Records excerpted from a collection
■ ■ ■

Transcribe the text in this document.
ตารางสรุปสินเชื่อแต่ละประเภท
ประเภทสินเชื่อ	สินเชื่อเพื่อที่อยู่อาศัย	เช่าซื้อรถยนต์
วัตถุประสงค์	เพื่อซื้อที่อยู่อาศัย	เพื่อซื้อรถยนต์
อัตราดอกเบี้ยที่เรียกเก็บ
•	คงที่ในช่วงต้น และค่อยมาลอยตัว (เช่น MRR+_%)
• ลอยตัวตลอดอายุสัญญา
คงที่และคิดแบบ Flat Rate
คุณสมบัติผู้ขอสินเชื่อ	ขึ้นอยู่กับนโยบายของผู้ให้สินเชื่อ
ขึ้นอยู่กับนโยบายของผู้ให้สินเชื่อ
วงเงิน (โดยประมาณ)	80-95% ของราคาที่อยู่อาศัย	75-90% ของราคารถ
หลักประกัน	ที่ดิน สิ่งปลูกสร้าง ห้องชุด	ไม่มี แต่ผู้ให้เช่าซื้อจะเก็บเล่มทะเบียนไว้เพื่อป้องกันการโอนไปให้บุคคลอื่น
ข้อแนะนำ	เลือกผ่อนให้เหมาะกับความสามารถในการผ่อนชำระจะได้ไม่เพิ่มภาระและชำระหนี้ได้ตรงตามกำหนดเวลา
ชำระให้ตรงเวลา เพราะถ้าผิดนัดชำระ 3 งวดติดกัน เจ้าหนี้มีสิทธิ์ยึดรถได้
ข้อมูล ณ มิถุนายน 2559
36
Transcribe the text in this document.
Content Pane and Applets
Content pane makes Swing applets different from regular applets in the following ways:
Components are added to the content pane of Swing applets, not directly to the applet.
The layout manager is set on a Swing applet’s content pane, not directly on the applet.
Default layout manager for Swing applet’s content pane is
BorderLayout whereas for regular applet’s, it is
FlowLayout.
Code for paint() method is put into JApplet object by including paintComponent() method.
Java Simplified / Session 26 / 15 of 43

■ ■ ■

◆ Stated problem:
Check the data for the word "อรถยนต" and pull out the lines that have it.

◆ Exercise solution:
ประเภทสินเชื่อ	สินเชื่อเพื่อที่อยู่อาศัย	เช่าซื้อรถยนต์
วัตถุประสงค์	เพื่อซื้อที่อยู่อาศัย	เพื่อซื้อรถยนต์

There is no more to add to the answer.